(Dataset entries on figures)
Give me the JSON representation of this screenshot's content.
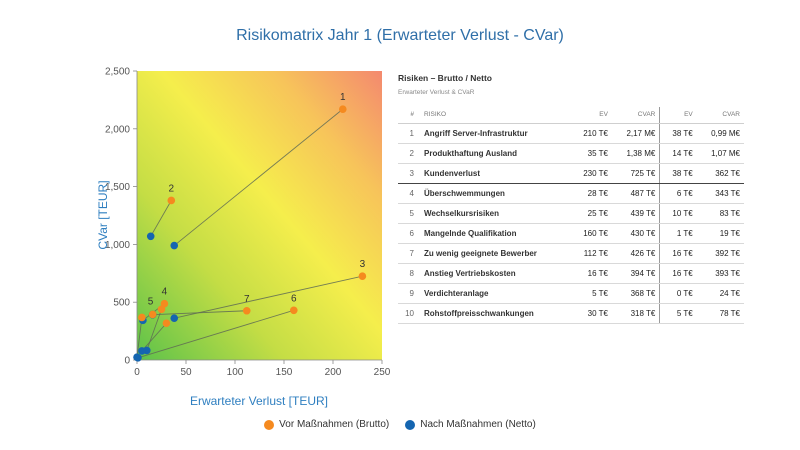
{
  "title": "Risikomatrix Jahr 1 (Erwarteter Verlust - CVar)",
  "colors": {
    "title": "#2f6fa8",
    "brutto": "#f58a1f",
    "netto": "#1565b0",
    "axis_label": "#2f7fc0"
  },
  "chart_data": {
    "type": "scatter",
    "xlabel": "Erwarteter Verlust [TEUR]",
    "ylabel": "CVar [TEUR]",
    "xlim": [
      0,
      250
    ],
    "ylim": [
      0,
      2500
    ],
    "x_ticks": [
      "0",
      "50",
      "100",
      "150",
      "200",
      "250"
    ],
    "y_ticks": [
      "0",
      "500",
      "1,000",
      "1,500",
      "2,000",
      "2,500"
    ],
    "background": "gradient green (bottom-left) to yellow to red (top-right)",
    "series": [
      {
        "name": "Vor Maßnahmen (Brutto)",
        "color": "#f58a1f",
        "points": [
          {
            "id": "1",
            "x": 210,
            "y": 2170
          },
          {
            "id": "2",
            "x": 35,
            "y": 1380
          },
          {
            "id": "3",
            "x": 230,
            "y": 725
          },
          {
            "id": "4",
            "x": 28,
            "y": 487
          },
          {
            "id": "5",
            "x": 25,
            "y": 439
          },
          {
            "id": "6",
            "x": 160,
            "y": 430
          },
          {
            "id": "7",
            "x": 112,
            "y": 426
          },
          {
            "id": "8",
            "x": 16,
            "y": 394
          },
          {
            "id": "9",
            "x": 5,
            "y": 368
          },
          {
            "id": "10",
            "x": 30,
            "y": 318
          }
        ]
      },
      {
        "name": "Nach Maßnahmen (Netto)",
        "color": "#1565b0",
        "points": [
          {
            "id": "1",
            "x": 38,
            "y": 990
          },
          {
            "id": "2",
            "x": 14,
            "y": 1070
          },
          {
            "id": "3",
            "x": 38,
            "y": 362
          },
          {
            "id": "4",
            "x": 6,
            "y": 343
          },
          {
            "id": "5",
            "x": 10,
            "y": 83
          },
          {
            "id": "6",
            "x": 1,
            "y": 19
          },
          {
            "id": "7",
            "x": 16,
            "y": 392
          },
          {
            "id": "8",
            "x": 16,
            "y": 393
          },
          {
            "id": "9",
            "x": 0,
            "y": 24
          },
          {
            "id": "10",
            "x": 5,
            "y": 78
          }
        ]
      }
    ],
    "point_labels": [
      "1",
      "2",
      "3",
      "4",
      "5",
      "6",
      "7"
    ]
  },
  "legend": [
    {
      "label": "Vor Maßnahmen (Brutto)",
      "color": "#f58a1f"
    },
    {
      "label": "Nach Maßnahmen (Netto)",
      "color": "#1565b0"
    }
  ],
  "panel": {
    "title": "Risiken – Brutto / Netto",
    "subtitle": "Erwarteter Verlust & CVaR",
    "headers": [
      "#",
      "RISIKO",
      "EV",
      "CVAR",
      "EV",
      "CVAR"
    ],
    "rows": [
      [
        "1",
        "Angriff Server-Infrastruktur",
        "210 T€",
        "2,17 M€",
        "38 T€",
        "0,99 M€"
      ],
      [
        "2",
        "Produkthaftung Ausland",
        "35 T€",
        "1,38 M€",
        "14 T€",
        "1,07 M€"
      ],
      [
        "3",
        "Kundenverlust",
        "230 T€",
        "725 T€",
        "38 T€",
        "362 T€"
      ],
      [
        "4",
        "Überschwemmungen",
        "28 T€",
        "487 T€",
        "6 T€",
        "343 T€"
      ],
      [
        "5",
        "Wechselkursrisiken",
        "25 T€",
        "439 T€",
        "10 T€",
        "83 T€"
      ],
      [
        "6",
        "Mangelnde Qualifikation",
        "160 T€",
        "430 T€",
        "1 T€",
        "19 T€"
      ],
      [
        "7",
        "Zu wenig geeignete Bewerber",
        "112 T€",
        "426 T€",
        "16 T€",
        "392 T€"
      ],
      [
        "8",
        "Anstieg Vertriebskosten",
        "16 T€",
        "394 T€",
        "16 T€",
        "393 T€"
      ],
      [
        "9",
        "Verdichteranlage",
        "5 T€",
        "368 T€",
        "0 T€",
        "24 T€"
      ],
      [
        "10",
        "Rohstoffpreisschwankungen",
        "30 T€",
        "318 T€",
        "5 T€",
        "78 T€"
      ]
    ]
  }
}
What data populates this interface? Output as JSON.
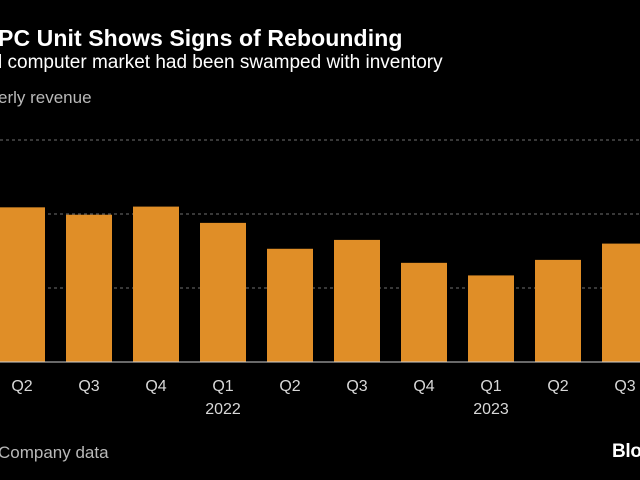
{
  "header": {
    "title": "PC Unit Shows Signs of Rebounding",
    "subtitle": "l computer market had been swamped with inventory",
    "unit_label": "erly revenue"
  },
  "footer": {
    "source": "Company data",
    "brand": "Bloo"
  },
  "colors": {
    "bar": "#E08E27",
    "grid": "#6f6f6f",
    "background": "#000000"
  },
  "chart_data": {
    "type": "bar",
    "title": "PC Unit Shows Signs of Rebounding",
    "subtitle": "l computer market had been swamped with inventory",
    "ylabel": "erly revenue",
    "xlabel": "",
    "categories": [
      "Q2",
      "Q3",
      "Q4",
      "Q1",
      "Q2",
      "Q3",
      "Q4",
      "Q1",
      "Q2",
      "Q3"
    ],
    "year_labels": [
      {
        "category_index": 3,
        "label": "2022"
      },
      {
        "category_index": 7,
        "label": "2023"
      }
    ],
    "values": [
      2.09,
      1.99,
      2.1,
      1.88,
      1.53,
      1.65,
      1.34,
      1.17,
      1.38,
      1.6
    ],
    "ylim": [
      0,
      3
    ],
    "grid_values": [
      1,
      2,
      3
    ],
    "grid": true,
    "legend": "none"
  }
}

#### Requirements
Give every line above again exactly, with no pictures.

#### Response
Give me the JSON representation of this screenshot's content.
{
  "title": "Risikomatrix Jahr 1 (Erwarteter Verlust - CVar)",
  "colors": {
    "title": "#2f6fa8",
    "brutto": "#f58a1f",
    "netto": "#1565b0",
    "axis_label": "#2f7fc0"
  },
  "chart_data": {
    "type": "scatter",
    "xlabel": "Erwarteter Verlust [TEUR]",
    "ylabel": "CVar [TEUR]",
    "xlim": [
      0,
      250
    ],
    "ylim": [
      0,
      2500
    ],
    "x_ticks": [
      "0",
      "50",
      "100",
      "150",
      "200",
      "250"
    ],
    "y_ticks": [
      "0",
      "500",
      "1,000",
      "1,500",
      "2,000",
      "2,500"
    ],
    "background": "gradient green (bottom-left) to yellow to red (top-right)",
    "series": [
      {
        "name": "Vor Maßnahmen (Brutto)",
        "color": "#f58a1f",
        "points": [
          {
            "id": "1",
            "x": 210,
            "y": 2170
          },
          {
            "id": "2",
            "x": 35,
            "y": 1380
          },
          {
            "id": "3",
            "x": 230,
            "y": 725
          },
          {
            "id": "4",
            "x": 28,
            "y": 487
          },
          {
            "id": "5",
            "x": 25,
            "y": 439
          },
          {
            "id": "6",
            "x": 160,
            "y": 430
          },
          {
            "id": "7",
            "x": 112,
            "y": 426
          },
          {
            "id": "8",
            "x": 16,
            "y": 394
          },
          {
            "id": "9",
            "x": 5,
            "y": 368
          },
          {
            "id": "10",
            "x": 30,
            "y": 318
          }
        ]
      },
      {
        "name": "Nach Maßnahmen (Netto)",
        "color": "#1565b0",
        "points": [
          {
            "id": "1",
            "x": 38,
            "y": 990
          },
          {
            "id": "2",
            "x": 14,
            "y": 1070
          },
          {
            "id": "3",
            "x": 38,
            "y": 362
          },
          {
            "id": "4",
            "x": 6,
            "y": 343
          },
          {
            "id": "5",
            "x": 10,
            "y": 83
          },
          {
            "id": "6",
            "x": 1,
            "y": 19
          },
          {
            "id": "7",
            "x": 16,
            "y": 392
          },
          {
            "id": "8",
            "x": 16,
            "y": 393
          },
          {
            "id": "9",
            "x": 0,
            "y": 24
          },
          {
            "id": "10",
            "x": 5,
            "y": 78
          }
        ]
      }
    ],
    "point_labels": [
      "1",
      "2",
      "3",
      "4",
      "5",
      "6",
      "7"
    ]
  },
  "legend": [
    {
      "label": "Vor Maßnahmen (Brutto)",
      "color": "#f58a1f"
    },
    {
      "label": "Nach Maßnahmen (Netto)",
      "color": "#1565b0"
    }
  ],
  "panel": {
    "title": "Risiken – Brutto / Netto",
    "subtitle": "Erwarteter Verlust & CVaR",
    "headers": [
      "#",
      "RISIKO",
      "EV",
      "CVAR",
      "EV",
      "CVAR"
    ],
    "rows": [
      [
        "1",
        "Angriff Server-Infrastruktur",
        "210 T€",
        "2,17 M€",
        "38 T€",
        "0,99 M€"
      ],
      [
        "2",
        "Produkthaftung Ausland",
        "35 T€",
        "1,38 M€",
        "14 T€",
        "1,07 M€"
      ],
      [
        "3",
        "Kundenverlust",
        "230 T€",
        "725 T€",
        "38 T€",
        "362 T€"
      ],
      [
        "4",
        "Überschwemmungen",
        "28 T€",
        "487 T€",
        "6 T€",
        "343 T€"
      ],
      [
        "5",
        "Wechselkursrisiken",
        "25 T€",
        "439 T€",
        "10 T€",
        "83 T€"
      ],
      [
        "6",
        "Mangelnde Qualifikation",
        "160 T€",
        "430 T€",
        "1 T€",
        "19 T€"
      ],
      [
        "7",
        "Zu wenig geeignete Bewerber",
        "112 T€",
        "426 T€",
        "16 T€",
        "392 T€"
      ],
      [
        "8",
        "Anstieg Vertriebskosten",
        "16 T€",
        "394 T€",
        "16 T€",
        "393 T€"
      ],
      [
        "9",
        "Verdichteranlage",
        "5 T€",
        "368 T€",
        "0 T€",
        "24 T€"
      ],
      [
        "10",
        "Rohstoffpreisschwankungen",
        "30 T€",
        "318 T€",
        "5 T€",
        "78 T€"
      ]
    ]
  }
}
What data populates this interface? Output as JSON.
{
  "header": {
    "title": "PC Unit Shows Signs of Rebounding",
    "subtitle": "l computer market had been swamped with inventory",
    "unit_label": "erly revenue"
  },
  "footer": {
    "source": "Company data",
    "brand": "Bloo"
  },
  "colors": {
    "bar": "#E08E27",
    "grid": "#6f6f6f",
    "background": "#000000"
  },
  "chart_data": {
    "type": "bar",
    "title": "PC Unit Shows Signs of Rebounding",
    "subtitle": "l computer market had been swamped with inventory",
    "ylabel": "erly revenue",
    "xlabel": "",
    "categories": [
      "Q2",
      "Q3",
      "Q4",
      "Q1",
      "Q2",
      "Q3",
      "Q4",
      "Q1",
      "Q2",
      "Q3"
    ],
    "year_labels": [
      {
        "category_index": 3,
        "label": "2022"
      },
      {
        "category_index": 7,
        "label": "2023"
      }
    ],
    "values": [
      2.09,
      1.99,
      2.1,
      1.88,
      1.53,
      1.65,
      1.34,
      1.17,
      1.38,
      1.6
    ],
    "ylim": [
      0,
      3
    ],
    "grid_values": [
      1,
      2,
      3
    ],
    "grid": true,
    "legend": "none"
  }
}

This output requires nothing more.